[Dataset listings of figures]
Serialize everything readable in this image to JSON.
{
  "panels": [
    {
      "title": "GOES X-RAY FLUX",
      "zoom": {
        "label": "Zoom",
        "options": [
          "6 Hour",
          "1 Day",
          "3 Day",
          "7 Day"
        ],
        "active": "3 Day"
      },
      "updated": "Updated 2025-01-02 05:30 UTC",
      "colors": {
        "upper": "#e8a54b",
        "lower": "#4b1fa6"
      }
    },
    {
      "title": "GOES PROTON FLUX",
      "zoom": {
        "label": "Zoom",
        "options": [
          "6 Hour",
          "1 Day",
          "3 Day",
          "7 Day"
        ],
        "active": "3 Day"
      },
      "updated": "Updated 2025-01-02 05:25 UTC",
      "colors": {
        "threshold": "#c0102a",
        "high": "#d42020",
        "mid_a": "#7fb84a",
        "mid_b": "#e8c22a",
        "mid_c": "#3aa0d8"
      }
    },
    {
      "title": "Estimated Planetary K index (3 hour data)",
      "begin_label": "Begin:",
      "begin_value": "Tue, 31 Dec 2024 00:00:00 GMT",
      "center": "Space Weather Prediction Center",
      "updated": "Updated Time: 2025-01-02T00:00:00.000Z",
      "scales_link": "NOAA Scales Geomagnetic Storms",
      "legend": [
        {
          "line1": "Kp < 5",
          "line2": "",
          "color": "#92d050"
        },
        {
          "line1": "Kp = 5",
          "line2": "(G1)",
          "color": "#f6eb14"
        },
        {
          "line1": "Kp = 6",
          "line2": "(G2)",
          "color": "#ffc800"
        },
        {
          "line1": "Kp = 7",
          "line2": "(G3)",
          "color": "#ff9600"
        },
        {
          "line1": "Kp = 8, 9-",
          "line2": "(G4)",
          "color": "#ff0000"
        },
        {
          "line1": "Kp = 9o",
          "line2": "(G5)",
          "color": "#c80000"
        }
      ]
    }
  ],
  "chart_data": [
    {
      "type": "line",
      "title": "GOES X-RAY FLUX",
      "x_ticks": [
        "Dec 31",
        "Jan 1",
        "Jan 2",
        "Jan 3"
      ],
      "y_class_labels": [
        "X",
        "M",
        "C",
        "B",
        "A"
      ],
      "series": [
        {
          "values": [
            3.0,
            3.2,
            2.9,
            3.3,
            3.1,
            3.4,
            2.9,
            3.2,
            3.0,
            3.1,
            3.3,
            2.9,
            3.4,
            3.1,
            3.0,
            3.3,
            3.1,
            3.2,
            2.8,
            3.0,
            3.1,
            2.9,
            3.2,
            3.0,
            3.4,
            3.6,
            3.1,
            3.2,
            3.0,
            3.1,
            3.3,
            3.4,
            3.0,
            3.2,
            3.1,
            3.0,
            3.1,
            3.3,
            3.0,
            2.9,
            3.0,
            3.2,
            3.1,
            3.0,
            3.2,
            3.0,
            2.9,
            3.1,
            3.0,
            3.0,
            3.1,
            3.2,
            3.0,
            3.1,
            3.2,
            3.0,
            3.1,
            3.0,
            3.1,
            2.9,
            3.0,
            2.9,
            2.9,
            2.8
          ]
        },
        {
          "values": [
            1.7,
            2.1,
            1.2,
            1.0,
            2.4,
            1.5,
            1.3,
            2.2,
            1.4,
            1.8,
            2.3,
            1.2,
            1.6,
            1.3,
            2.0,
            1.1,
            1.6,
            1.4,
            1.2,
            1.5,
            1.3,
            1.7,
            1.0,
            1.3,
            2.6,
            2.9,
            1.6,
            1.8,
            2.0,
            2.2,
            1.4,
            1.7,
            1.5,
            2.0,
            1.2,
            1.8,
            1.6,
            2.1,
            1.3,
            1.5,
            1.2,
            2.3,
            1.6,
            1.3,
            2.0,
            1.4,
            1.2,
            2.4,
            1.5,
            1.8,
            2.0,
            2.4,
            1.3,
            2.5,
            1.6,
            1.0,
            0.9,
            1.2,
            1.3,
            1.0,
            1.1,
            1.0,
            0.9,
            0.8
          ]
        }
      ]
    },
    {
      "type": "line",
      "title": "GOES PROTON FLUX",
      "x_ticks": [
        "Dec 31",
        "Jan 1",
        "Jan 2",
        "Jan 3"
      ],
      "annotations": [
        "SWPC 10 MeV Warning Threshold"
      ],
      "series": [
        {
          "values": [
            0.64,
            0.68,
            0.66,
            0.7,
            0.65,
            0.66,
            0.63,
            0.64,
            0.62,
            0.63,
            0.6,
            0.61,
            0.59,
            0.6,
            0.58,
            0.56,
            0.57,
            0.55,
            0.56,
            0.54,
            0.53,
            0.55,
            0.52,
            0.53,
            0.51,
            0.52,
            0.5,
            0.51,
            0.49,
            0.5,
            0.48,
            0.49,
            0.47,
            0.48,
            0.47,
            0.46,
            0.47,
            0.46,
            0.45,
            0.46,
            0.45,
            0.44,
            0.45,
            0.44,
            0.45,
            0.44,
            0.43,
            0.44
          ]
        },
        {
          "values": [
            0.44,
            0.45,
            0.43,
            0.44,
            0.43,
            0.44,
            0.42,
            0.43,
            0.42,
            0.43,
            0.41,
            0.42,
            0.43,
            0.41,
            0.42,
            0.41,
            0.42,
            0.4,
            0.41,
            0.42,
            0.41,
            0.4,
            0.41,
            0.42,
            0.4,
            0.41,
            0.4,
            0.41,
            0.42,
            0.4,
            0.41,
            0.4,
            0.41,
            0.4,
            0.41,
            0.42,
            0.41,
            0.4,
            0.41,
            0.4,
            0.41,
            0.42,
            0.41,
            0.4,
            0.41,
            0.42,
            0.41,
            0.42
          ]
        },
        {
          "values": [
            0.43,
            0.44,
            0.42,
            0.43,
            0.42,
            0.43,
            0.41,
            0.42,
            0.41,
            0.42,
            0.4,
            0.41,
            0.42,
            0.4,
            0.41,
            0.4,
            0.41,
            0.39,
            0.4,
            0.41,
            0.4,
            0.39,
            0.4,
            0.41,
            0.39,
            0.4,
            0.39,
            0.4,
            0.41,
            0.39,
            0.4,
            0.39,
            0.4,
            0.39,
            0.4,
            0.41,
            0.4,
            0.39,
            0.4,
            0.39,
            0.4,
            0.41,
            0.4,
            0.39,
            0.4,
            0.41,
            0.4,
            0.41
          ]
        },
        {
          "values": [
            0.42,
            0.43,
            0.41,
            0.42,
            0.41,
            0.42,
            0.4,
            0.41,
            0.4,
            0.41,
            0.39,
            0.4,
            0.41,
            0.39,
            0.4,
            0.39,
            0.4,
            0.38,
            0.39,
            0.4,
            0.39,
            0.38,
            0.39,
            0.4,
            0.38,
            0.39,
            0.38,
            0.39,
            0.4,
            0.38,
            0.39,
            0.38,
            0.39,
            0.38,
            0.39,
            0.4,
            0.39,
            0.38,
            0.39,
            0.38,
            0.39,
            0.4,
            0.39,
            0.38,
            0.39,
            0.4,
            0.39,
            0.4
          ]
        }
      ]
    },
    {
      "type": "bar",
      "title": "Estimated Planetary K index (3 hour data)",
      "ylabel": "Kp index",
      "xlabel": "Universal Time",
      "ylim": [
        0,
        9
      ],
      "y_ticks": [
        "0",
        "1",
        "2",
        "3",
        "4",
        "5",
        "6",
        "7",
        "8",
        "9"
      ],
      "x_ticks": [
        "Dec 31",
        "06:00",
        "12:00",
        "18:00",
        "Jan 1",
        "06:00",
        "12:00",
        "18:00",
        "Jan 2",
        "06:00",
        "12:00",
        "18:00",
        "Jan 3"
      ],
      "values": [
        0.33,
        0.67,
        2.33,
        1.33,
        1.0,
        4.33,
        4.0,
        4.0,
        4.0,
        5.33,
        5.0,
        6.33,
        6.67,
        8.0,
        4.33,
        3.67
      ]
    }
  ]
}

### Your instructions
Make a verbatim copy of every entry shown above.

### Solution
Serialize everything readable in this image to JSON.
{
  "panels": [
    {
      "title": "GOES X-RAY FLUX",
      "zoom": {
        "label": "Zoom",
        "options": [
          "6 Hour",
          "1 Day",
          "3 Day",
          "7 Day"
        ],
        "active": "3 Day"
      },
      "updated": "Updated 2025-01-02 05:30 UTC",
      "colors": {
        "upper": "#e8a54b",
        "lower": "#4b1fa6"
      }
    },
    {
      "title": "GOES PROTON FLUX",
      "zoom": {
        "label": "Zoom",
        "options": [
          "6 Hour",
          "1 Day",
          "3 Day",
          "7 Day"
        ],
        "active": "3 Day"
      },
      "updated": "Updated 2025-01-02 05:25 UTC",
      "colors": {
        "threshold": "#c0102a",
        "high": "#d42020",
        "mid_a": "#7fb84a",
        "mid_b": "#e8c22a",
        "mid_c": "#3aa0d8"
      }
    },
    {
      "title": "Estimated Planetary K index (3 hour data)",
      "begin_label": "Begin:",
      "begin_value": "Tue, 31 Dec 2024 00:00:00 GMT",
      "center": "Space Weather Prediction Center",
      "updated": "Updated Time: 2025-01-02T00:00:00.000Z",
      "scales_link": "NOAA Scales Geomagnetic Storms",
      "legend": [
        {
          "line1": "Kp < 5",
          "line2": "",
          "color": "#92d050"
        },
        {
          "line1": "Kp = 5",
          "line2": "(G1)",
          "color": "#f6eb14"
        },
        {
          "line1": "Kp = 6",
          "line2": "(G2)",
          "color": "#ffc800"
        },
        {
          "line1": "Kp = 7",
          "line2": "(G3)",
          "color": "#ff9600"
        },
        {
          "line1": "Kp = 8, 9-",
          "line2": "(G4)",
          "color": "#ff0000"
        },
        {
          "line1": "Kp = 9o",
          "line2": "(G5)",
          "color": "#c80000"
        }
      ]
    }
  ],
  "chart_data": [
    {
      "type": "line",
      "title": "GOES X-RAY FLUX",
      "x_ticks": [
        "Dec 31",
        "Jan 1",
        "Jan 2",
        "Jan 3"
      ],
      "y_class_labels": [
        "X",
        "M",
        "C",
        "B",
        "A"
      ],
      "series": [
        {
          "values": [
            3.0,
            3.2,
            2.9,
            3.3,
            3.1,
            3.4,
            2.9,
            3.2,
            3.0,
            3.1,
            3.3,
            2.9,
            3.4,
            3.1,
            3.0,
            3.3,
            3.1,
            3.2,
            2.8,
            3.0,
            3.1,
            2.9,
            3.2,
            3.0,
            3.4,
            3.6,
            3.1,
            3.2,
            3.0,
            3.1,
            3.3,
            3.4,
            3.0,
            3.2,
            3.1,
            3.0,
            3.1,
            3.3,
            3.0,
            2.9,
            3.0,
            3.2,
            3.1,
            3.0,
            3.2,
            3.0,
            2.9,
            3.1,
            3.0,
            3.0,
            3.1,
            3.2,
            3.0,
            3.1,
            3.2,
            3.0,
            3.1,
            3.0,
            3.1,
            2.9,
            3.0,
            2.9,
            2.9,
            2.8
          ]
        },
        {
          "values": [
            1.7,
            2.1,
            1.2,
            1.0,
            2.4,
            1.5,
            1.3,
            2.2,
            1.4,
            1.8,
            2.3,
            1.2,
            1.6,
            1.3,
            2.0,
            1.1,
            1.6,
            1.4,
            1.2,
            1.5,
            1.3,
            1.7,
            1.0,
            1.3,
            2.6,
            2.9,
            1.6,
            1.8,
            2.0,
            2.2,
            1.4,
            1.7,
            1.5,
            2.0,
            1.2,
            1.8,
            1.6,
            2.1,
            1.3,
            1.5,
            1.2,
            2.3,
            1.6,
            1.3,
            2.0,
            1.4,
            1.2,
            2.4,
            1.5,
            1.8,
            2.0,
            2.4,
            1.3,
            2.5,
            1.6,
            1.0,
            0.9,
            1.2,
            1.3,
            1.0,
            1.1,
            1.0,
            0.9,
            0.8
          ]
        }
      ]
    },
    {
      "type": "line",
      "title": "GOES PROTON FLUX",
      "x_ticks": [
        "Dec 31",
        "Jan 1",
        "Jan 2",
        "Jan 3"
      ],
      "annotations": [
        "SWPC 10 MeV Warning Threshold"
      ],
      "series": [
        {
          "values": [
            0.64,
            0.68,
            0.66,
            0.7,
            0.65,
            0.66,
            0.63,
            0.64,
            0.62,
            0.63,
            0.6,
            0.61,
            0.59,
            0.6,
            0.58,
            0.56,
            0.57,
            0.55,
            0.56,
            0.54,
            0.53,
            0.55,
            0.52,
            0.53,
            0.51,
            0.52,
            0.5,
            0.51,
            0.49,
            0.5,
            0.48,
            0.49,
            0.47,
            0.48,
            0.47,
            0.46,
            0.47,
            0.46,
            0.45,
            0.46,
            0.45,
            0.44,
            0.45,
            0.44,
            0.45,
            0.44,
            0.43,
            0.44
          ]
        },
        {
          "values": [
            0.44,
            0.45,
            0.43,
            0.44,
            0.43,
            0.44,
            0.42,
            0.43,
            0.42,
            0.43,
            0.41,
            0.42,
            0.43,
            0.41,
            0.42,
            0.41,
            0.42,
            0.4,
            0.41,
            0.42,
            0.41,
            0.4,
            0.41,
            0.42,
            0.4,
            0.41,
            0.4,
            0.41,
            0.42,
            0.4,
            0.41,
            0.4,
            0.41,
            0.4,
            0.41,
            0.42,
            0.41,
            0.4,
            0.41,
            0.4,
            0.41,
            0.42,
            0.41,
            0.4,
            0.41,
            0.42,
            0.41,
            0.42
          ]
        },
        {
          "values": [
            0.43,
            0.44,
            0.42,
            0.43,
            0.42,
            0.43,
            0.41,
            0.42,
            0.41,
            0.42,
            0.4,
            0.41,
            0.42,
            0.4,
            0.41,
            0.4,
            0.41,
            0.39,
            0.4,
            0.41,
            0.4,
            0.39,
            0.4,
            0.41,
            0.39,
            0.4,
            0.39,
            0.4,
            0.41,
            0.39,
            0.4,
            0.39,
            0.4,
            0.39,
            0.4,
            0.41,
            0.4,
            0.39,
            0.4,
            0.39,
            0.4,
            0.41,
            0.4,
            0.39,
            0.4,
            0.41,
            0.4,
            0.41
          ]
        },
        {
          "values": [
            0.42,
            0.43,
            0.41,
            0.42,
            0.41,
            0.42,
            0.4,
            0.41,
            0.4,
            0.41,
            0.39,
            0.4,
            0.41,
            0.39,
            0.4,
            0.39,
            0.4,
            0.38,
            0.39,
            0.4,
            0.39,
            0.38,
            0.39,
            0.4,
            0.38,
            0.39,
            0.38,
            0.39,
            0.4,
            0.38,
            0.39,
            0.38,
            0.39,
            0.38,
            0.39,
            0.4,
            0.39,
            0.38,
            0.39,
            0.38,
            0.39,
            0.4,
            0.39,
            0.38,
            0.39,
            0.4,
            0.39,
            0.4
          ]
        }
      ]
    },
    {
      "type": "bar",
      "title": "Estimated Planetary K index (3 hour data)",
      "ylabel": "Kp index",
      "xlabel": "Universal Time",
      "ylim": [
        0,
        9
      ],
      "y_ticks": [
        "0",
        "1",
        "2",
        "3",
        "4",
        "5",
        "6",
        "7",
        "8",
        "9"
      ],
      "x_ticks": [
        "Dec 31",
        "06:00",
        "12:00",
        "18:00",
        "Jan 1",
        "06:00",
        "12:00",
        "18:00",
        "Jan 2",
        "06:00",
        "12:00",
        "18:00",
        "Jan 3"
      ],
      "values": [
        0.33,
        0.67,
        2.33,
        1.33,
        1.0,
        4.33,
        4.0,
        4.0,
        4.0,
        5.33,
        5.0,
        6.33,
        6.67,
        8.0,
        4.33,
        3.67
      ]
    }
  ]
}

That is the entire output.